▸ **VORGEGEBENER TEXT**
________________________________________

Auf diese Weise unterlaufen ihre Arbeiten jede rationale Erklärbarkeit, öffnen sich vielmehr poetisch ins Unvollkommene. Ordnung und spielerische Freiheit, Form- und Spieltrieb verdichten sich zu einer spezifischen Lebendigkeit. Die Betrachter brauchen Zeit, um sich in eine vermeintliche Regelhaftigkeit einzusehen und diese dann zugunsten eines sich befreienden Blicks wieder zu verlieren.

Redjaians Werk ist voller Referenzen an weiblich konnotierte Techniken wie Weben, Sticken oder Tagebuch schreiben. Ebenso offensichtlich sind die Referenzen in die Kunstgeschichte, sowohl in die orientalische Ornamentik wie in die westliche Moderne, zum Beispiel zum universellen Ansatz der Bauhaus Ikone Annie Albers oder zur ästhetischen Reduktion von Agnes Martin.

________________________________________

▸ **AUSGANGSMATERIAL**
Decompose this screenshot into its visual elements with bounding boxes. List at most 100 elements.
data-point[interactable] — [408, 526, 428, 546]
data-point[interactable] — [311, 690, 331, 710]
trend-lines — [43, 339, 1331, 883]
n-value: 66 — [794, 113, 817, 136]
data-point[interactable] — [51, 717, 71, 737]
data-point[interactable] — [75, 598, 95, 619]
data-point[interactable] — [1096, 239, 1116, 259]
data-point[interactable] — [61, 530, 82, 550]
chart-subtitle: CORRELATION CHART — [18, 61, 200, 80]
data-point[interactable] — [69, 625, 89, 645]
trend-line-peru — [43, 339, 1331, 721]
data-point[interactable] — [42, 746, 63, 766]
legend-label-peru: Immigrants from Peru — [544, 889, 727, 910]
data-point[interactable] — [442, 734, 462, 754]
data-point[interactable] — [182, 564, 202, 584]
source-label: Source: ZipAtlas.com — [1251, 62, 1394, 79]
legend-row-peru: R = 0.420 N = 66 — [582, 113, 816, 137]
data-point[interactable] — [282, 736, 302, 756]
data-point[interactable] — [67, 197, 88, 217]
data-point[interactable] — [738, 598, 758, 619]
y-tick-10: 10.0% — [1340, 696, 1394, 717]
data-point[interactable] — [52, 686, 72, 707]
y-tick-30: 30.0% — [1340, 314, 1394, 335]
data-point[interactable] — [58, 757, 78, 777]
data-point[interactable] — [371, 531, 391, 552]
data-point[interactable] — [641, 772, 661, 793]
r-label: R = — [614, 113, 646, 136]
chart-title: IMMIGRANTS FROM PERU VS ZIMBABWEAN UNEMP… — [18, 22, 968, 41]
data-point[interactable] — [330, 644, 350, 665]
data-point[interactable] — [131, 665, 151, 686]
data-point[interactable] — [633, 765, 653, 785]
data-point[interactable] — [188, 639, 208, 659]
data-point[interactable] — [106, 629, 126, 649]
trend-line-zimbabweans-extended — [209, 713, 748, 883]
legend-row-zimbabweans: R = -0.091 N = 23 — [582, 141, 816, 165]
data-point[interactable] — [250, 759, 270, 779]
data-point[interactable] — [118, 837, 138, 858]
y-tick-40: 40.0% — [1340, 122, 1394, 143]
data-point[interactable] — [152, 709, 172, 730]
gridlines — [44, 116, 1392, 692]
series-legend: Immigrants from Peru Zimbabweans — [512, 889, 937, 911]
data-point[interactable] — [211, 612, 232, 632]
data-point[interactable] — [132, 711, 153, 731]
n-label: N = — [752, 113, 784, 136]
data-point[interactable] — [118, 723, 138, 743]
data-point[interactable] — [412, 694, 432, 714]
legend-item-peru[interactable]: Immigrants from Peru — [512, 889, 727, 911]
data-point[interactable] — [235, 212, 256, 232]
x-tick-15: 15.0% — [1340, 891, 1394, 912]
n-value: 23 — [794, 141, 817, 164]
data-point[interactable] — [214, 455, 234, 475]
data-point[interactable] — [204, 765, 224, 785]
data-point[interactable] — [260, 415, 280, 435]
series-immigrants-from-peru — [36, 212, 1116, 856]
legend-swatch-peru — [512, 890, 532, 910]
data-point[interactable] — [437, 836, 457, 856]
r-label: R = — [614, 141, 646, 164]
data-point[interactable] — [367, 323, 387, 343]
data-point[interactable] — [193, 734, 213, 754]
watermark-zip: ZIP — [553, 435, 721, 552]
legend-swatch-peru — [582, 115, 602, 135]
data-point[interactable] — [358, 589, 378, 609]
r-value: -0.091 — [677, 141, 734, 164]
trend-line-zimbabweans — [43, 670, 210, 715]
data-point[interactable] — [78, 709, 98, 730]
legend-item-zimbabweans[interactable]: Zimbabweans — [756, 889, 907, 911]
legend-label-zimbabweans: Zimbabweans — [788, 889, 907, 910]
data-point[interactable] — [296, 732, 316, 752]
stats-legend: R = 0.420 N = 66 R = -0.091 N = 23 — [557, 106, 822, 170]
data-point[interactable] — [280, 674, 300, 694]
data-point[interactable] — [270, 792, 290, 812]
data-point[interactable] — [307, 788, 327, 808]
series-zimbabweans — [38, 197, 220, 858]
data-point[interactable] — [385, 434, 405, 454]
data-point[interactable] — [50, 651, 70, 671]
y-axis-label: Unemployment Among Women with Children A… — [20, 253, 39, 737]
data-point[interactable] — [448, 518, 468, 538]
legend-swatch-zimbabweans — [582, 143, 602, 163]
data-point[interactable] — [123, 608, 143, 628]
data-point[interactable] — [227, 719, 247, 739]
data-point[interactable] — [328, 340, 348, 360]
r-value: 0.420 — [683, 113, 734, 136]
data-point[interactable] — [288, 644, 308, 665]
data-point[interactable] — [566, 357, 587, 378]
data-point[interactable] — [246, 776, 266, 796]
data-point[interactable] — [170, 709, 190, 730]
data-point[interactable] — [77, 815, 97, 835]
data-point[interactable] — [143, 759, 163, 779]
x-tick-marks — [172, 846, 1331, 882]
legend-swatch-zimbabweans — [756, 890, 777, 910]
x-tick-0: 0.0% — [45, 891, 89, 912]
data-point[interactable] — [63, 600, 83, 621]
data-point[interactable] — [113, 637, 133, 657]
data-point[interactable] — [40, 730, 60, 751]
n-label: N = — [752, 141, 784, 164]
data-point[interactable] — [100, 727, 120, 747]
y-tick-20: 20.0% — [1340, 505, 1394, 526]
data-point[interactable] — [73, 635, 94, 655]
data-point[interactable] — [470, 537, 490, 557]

________________________________________

▸ **AUFGABE**
Setze den Text über Redjaians Werk im selben Stil fort, beginnend nach seinem letzten Satz.

▸ **LÖSUNG**
In der ebenso schönen wie strengen, seriellen wie imperfekten Formensprache der Kunst von Haleh Redjaian verbinden sich west-östliche Traditionslinien von Orient und Okzident. Allein die Selbstverständlichkeit, mit der dies geschieht, macht ihre Haltung heute (leider) überaus relevant.